'''

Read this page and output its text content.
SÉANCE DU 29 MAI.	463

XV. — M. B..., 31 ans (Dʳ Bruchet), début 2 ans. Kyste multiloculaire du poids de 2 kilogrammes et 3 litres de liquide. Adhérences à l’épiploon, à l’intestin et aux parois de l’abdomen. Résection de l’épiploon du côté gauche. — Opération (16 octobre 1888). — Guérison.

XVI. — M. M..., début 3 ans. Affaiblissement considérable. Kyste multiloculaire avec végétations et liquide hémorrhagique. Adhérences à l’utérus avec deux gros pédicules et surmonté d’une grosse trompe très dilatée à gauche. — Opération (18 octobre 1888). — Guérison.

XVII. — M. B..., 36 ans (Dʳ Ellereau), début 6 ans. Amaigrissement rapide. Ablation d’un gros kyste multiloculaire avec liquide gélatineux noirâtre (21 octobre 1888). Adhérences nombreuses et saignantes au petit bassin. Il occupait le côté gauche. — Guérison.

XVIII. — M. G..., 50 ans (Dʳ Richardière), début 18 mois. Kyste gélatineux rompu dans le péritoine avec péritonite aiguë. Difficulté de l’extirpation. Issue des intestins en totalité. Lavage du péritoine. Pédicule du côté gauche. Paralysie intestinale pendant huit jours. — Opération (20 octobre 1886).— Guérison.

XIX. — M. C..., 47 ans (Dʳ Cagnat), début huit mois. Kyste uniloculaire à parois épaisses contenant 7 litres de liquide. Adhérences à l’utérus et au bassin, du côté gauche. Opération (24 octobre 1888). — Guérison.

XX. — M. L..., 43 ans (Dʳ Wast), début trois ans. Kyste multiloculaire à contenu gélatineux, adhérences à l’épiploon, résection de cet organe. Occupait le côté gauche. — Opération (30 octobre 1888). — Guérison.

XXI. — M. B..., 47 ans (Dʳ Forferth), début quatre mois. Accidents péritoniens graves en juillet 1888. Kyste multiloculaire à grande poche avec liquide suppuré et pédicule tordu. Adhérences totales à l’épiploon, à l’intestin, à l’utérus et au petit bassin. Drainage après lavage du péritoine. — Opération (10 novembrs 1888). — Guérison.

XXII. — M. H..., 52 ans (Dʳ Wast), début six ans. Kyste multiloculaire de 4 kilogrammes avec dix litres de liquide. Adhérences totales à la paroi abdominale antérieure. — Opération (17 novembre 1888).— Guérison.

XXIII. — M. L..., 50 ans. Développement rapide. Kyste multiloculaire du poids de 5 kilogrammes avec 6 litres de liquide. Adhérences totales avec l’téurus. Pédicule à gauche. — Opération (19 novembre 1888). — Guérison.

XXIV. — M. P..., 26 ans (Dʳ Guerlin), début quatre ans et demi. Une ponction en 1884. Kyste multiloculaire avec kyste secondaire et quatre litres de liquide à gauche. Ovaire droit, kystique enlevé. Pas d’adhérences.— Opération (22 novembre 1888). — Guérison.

'''

■ **Stated exercise**
Return each line of the data that contains the string "gros".

■ **Finished exercise**
XVI. — M. M..., début 3 ans. Affaiblissement considérable. Kyste multiloculaire avec végétations et liquide hémorrhagique. Adhérences à l’utérus avec deux gros pédicules et surmonté d’une grosse trompe très dilatée à gauche. — Opération (18 octobre 1888). — Guérison.
XVII. — M. B..., 36 ans (Dʳ Ellereau), début 6 ans. Amaigrissement rapide. Ablation d’un gros kyste multiloculaire avec liquide gélatineux noirâtre (21 octobre 1888). Adhérences nombreuses et saignantes au petit bassin. Il occupait le côté gauche. — Guérison.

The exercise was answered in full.